━━ Material supplied ━━

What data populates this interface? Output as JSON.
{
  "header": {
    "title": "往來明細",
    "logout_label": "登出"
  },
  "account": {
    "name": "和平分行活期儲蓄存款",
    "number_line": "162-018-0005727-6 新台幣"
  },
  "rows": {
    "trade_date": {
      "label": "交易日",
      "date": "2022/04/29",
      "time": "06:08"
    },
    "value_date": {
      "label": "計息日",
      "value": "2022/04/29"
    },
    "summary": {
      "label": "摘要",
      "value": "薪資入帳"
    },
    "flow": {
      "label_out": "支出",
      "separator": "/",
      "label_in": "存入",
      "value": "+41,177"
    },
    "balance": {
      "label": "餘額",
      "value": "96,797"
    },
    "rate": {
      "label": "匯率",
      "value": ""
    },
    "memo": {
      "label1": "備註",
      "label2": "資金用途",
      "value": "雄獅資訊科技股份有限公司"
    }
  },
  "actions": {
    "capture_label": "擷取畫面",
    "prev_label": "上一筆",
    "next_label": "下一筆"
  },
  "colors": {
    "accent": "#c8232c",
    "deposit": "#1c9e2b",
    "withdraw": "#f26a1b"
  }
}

━━━

[Given request] Every line above should be written out again exactly as it stands.

[Solution to the exercise]
What data populates this interface? Output as JSON.
{
  "header": {
    "title": "往來明細",
    "logout_label": "登出"
  },
  "account": {
    "name": "和平分行活期儲蓄存款",
    "number_line": "162-018-0005727-6 新台幣"
  },
  "rows": {
    "trade_date": {
      "label": "交易日",
      "date": "2022/04/29",
      "time": "06:08"
    },
    "value_date": {
      "label": "計息日",
      "value": "2022/04/29"
    },
    "summary": {
      "label": "摘要",
      "value": "薪資入帳"
    },
    "flow": {
      "label_out": "支出",
      "separator": "/",
      "label_in": "存入",
      "value": "+41,177"
    },
    "balance": {
      "label": "餘額",
      "value": "96,797"
    },
    "rate": {
      "label": "匯率",
      "value": ""
    },
    "memo": {
      "label1": "備註",
      "label2": "資金用途",
      "value": "雄獅資訊科技股份有限公司"
    }
  },
  "actions": {
    "capture_label": "擷取畫面",
    "prev_label": "上一筆",
    "next_label": "下一筆"
  },
  "colors": {
    "accent": "#c8232c",
    "deposit": "#1c9e2b",
    "withdraw": "#f26a1b"
  }
}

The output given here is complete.